Le Berliet GR200 a donc la fameuse cabine Relaxe. Cabine qu'il faut comparer aux autres camions qui existaient à l'époque. Un grand volant, cinq vitesses avec un relais, donc dix vitesses. Un gros capot moteur en deux parties dans la cabine, avec des joints qui ont disparus aussi. Cela donne beaucoup de bruits et des odeurs d'huiles brûlées en permanence. Il va sans dire que ces moteurs pissaient de l'huile de partout. Il y avait aussi une petite couchette d'environ cinquante centimètres de large. Le chauffage ne marchait plus depuis longtemps. Les deux petits rétroviseurs ronds vibraient dès que le moteur était en marche, donc ils n'avaient pas beaucoup d'utilité. Quant à la caisse, elle avait vieillie elle aussi. Les ridelles et les portes se fermaient à coups de marteau, et la bâche qui recouvrait une partie des portes arrières était pour le moins poreuse. A certains endroits, il fallait coincer des cartons afin de boucher les trous et absorber l'humidité extérieure. Enfin le principal était de travailler. Ce camion avait pour surnom « moteur fainéant », et pour cause, deux cents chevaux cela ne faisait pas beaucoup. Il n'avait pas de limiteur de vitesse, ni de tachygraphe d'ailleurs. Etant donné le peu de circulation qu'il y avait sur les routes, les descentes se faisait à 100, voire à 110, de façon à prendre de l'élan, pour les montées qui suivaient, en général la vitesse tombait à 20 ou 30 Km/h.

DONNÉES FOURNIES:
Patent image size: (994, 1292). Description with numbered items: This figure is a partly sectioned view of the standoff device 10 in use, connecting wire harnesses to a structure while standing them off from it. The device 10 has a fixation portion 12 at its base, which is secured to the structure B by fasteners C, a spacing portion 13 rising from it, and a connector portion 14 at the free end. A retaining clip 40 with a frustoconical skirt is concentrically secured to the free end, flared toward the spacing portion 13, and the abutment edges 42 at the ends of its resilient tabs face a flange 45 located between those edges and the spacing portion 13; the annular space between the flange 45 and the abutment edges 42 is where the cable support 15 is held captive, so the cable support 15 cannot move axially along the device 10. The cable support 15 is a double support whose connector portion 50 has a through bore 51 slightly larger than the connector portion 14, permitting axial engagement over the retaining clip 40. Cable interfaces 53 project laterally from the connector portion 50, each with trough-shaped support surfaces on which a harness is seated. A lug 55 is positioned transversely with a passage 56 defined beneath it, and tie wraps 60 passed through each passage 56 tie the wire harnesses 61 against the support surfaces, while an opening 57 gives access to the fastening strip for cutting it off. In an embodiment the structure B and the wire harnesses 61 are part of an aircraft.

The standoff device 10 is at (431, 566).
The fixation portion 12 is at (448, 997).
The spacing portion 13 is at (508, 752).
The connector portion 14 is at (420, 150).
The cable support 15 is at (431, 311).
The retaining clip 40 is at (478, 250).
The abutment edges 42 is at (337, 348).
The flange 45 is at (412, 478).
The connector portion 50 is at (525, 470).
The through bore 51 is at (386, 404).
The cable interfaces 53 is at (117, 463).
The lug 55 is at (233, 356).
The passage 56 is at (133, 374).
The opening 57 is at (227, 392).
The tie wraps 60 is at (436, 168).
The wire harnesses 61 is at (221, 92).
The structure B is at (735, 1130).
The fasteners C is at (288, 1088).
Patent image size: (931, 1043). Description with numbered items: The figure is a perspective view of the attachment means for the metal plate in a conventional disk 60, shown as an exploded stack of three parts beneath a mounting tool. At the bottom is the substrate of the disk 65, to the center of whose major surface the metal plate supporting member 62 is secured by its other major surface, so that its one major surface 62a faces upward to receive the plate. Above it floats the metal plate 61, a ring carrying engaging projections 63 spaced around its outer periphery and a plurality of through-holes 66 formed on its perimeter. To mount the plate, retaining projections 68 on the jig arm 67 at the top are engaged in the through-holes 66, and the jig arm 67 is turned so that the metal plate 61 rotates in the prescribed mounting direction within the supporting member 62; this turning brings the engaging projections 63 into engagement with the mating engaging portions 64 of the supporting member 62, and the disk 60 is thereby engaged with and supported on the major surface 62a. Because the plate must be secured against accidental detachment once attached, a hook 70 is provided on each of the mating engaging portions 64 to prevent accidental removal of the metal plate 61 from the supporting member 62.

TRAVAIL À FAIRE:
**A.** D'après le texte sur le Berliet GR200, quelle était la largeur approximative de la couchette ?
**B.** Recopiez les données depuis leur début jusqu'à la ligne contenant « The spacing portion 13 is at (508, 752). » incluse, en remplaçant « aircraft » par « helicopter » et sans rien modifier d'autre.
Le texte et les données n'ont aucun lien entre eux.

CORRIGÉ:
**A.** Environ cinquante centimètres.

**B.**
Patent image size: (994, 1292). Description with numbered items: This figure is a partly sectioned view of the standoff device 10 in use, connecting wire harnesses to a structure while standing them off from it. The device 10 has a fixation portion 12 at its base, which is secured to the structure B by fasteners C, a spacing portion 13 rising from it, and a connector portion 14 at the free end. A retaining clip 40 with a frustoconical skirt is concentrically secured to the free end, flared toward the spacing portion 13, and the abutment edges 42 at the ends of its resilient tabs face a flange 45 located between those edges and the spacing portion 13; the annular space between the flange 45 and the abutment edges 42 is where the cable support 15 is held captive, so the cable support 15 cannot move axially along the device 10. The cable support 15 is a double support whose connector portion 50 has a through bore 51 slightly larger than the connector portion 14, permitting axial engagement over the retaining clip 40. Cable interfaces 53 project laterally from the connector portion 50, each with trough-shaped support surfaces on which a harness is seated. A lug 55 is positioned transversely with a passage 56 defined beneath it, and tie wraps 60 passed through each passage 56 tie the wire harnesses 61 against the support surfaces, while an opening 57 gives access to the fastening strip for cutting it off. In an embodiment the structure B and the wire harnesses 61 are part of an helicopter.

The standoff device 10 is at (431, 566).
The fixation portion 12 is at (448, 997).
The spacing portion 13 is at (508, 752).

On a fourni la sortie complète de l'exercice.